# What to produce
Below are the records; locate each line with the word "распоряжений" and copy it.

# Task inputs
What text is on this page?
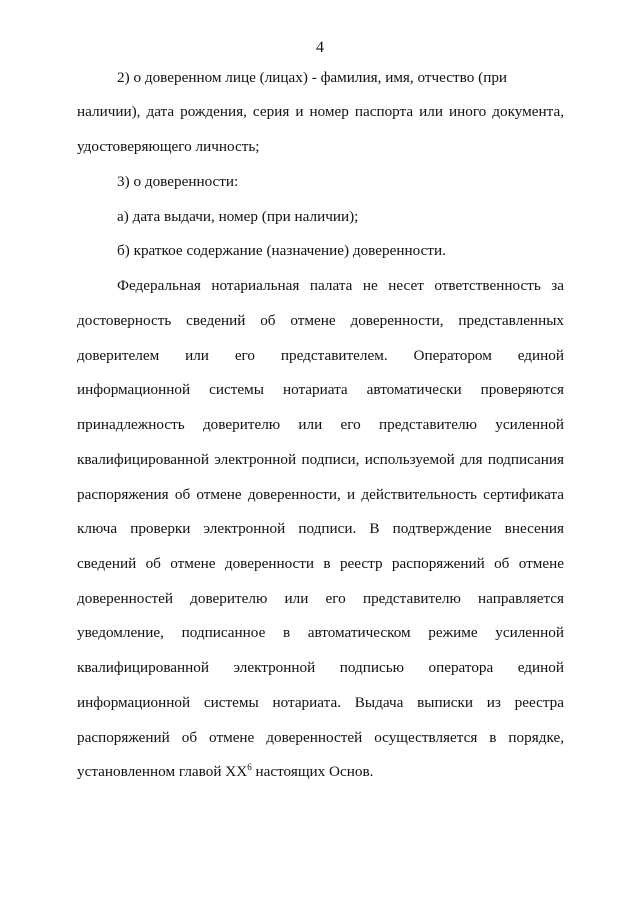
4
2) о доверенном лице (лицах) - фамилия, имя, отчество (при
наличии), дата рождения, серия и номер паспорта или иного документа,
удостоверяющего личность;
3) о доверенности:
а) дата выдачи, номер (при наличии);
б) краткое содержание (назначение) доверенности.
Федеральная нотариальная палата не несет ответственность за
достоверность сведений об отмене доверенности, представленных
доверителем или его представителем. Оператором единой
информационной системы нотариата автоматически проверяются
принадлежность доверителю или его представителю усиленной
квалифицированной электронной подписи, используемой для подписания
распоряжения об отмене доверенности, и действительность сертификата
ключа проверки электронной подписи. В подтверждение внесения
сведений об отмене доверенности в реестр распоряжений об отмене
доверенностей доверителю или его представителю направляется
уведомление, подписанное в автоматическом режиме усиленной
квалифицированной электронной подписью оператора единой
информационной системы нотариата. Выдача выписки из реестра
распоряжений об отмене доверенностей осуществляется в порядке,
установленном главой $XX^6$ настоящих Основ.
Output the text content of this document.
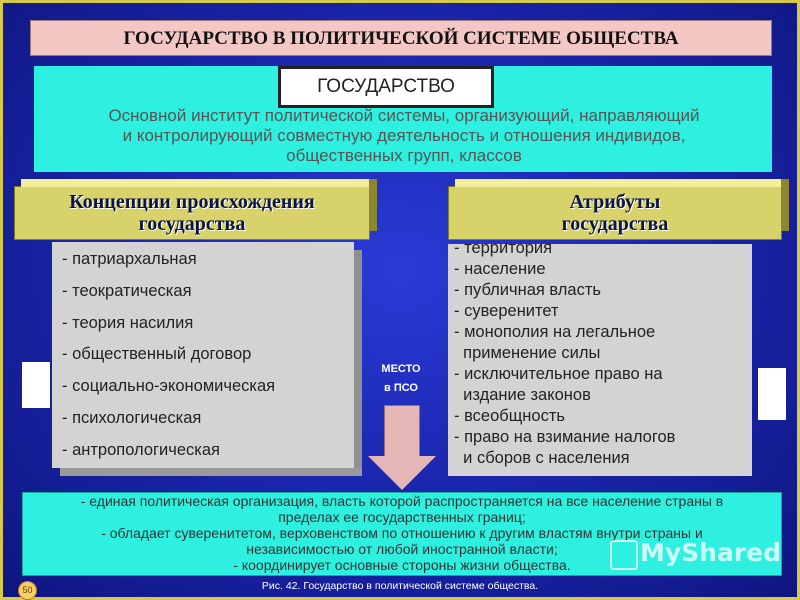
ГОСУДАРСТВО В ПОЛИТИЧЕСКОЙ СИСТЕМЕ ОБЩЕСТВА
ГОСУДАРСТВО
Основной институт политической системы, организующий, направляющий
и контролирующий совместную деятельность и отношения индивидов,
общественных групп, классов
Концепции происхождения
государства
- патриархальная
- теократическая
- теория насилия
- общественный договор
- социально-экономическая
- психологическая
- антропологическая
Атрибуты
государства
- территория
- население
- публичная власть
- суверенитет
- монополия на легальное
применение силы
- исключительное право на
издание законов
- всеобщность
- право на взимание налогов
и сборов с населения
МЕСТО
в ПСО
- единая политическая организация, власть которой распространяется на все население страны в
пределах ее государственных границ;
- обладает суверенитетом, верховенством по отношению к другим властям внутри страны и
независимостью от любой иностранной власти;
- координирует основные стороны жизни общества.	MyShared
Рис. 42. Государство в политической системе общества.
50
==
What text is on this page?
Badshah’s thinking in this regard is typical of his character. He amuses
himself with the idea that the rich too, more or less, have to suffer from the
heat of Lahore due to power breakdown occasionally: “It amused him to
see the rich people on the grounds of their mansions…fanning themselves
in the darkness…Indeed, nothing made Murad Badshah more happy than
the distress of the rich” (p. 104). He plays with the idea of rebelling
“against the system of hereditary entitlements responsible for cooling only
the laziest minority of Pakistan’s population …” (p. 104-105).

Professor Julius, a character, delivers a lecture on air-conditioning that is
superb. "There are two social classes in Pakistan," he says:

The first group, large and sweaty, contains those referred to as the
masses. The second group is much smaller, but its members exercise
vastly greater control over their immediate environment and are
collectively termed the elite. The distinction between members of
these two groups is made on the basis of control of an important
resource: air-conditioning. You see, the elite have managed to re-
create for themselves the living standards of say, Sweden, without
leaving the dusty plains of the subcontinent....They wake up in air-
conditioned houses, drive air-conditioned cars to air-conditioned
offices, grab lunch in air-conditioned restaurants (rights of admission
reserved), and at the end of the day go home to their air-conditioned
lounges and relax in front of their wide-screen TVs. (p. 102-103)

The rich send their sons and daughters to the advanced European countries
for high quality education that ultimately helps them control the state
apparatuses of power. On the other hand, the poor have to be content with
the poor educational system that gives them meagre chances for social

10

# Response to this task
сведений об отмене доверенности в реестр распоряжений об отмене
распоряжений об отмене доверенностей осуществляется в порядке,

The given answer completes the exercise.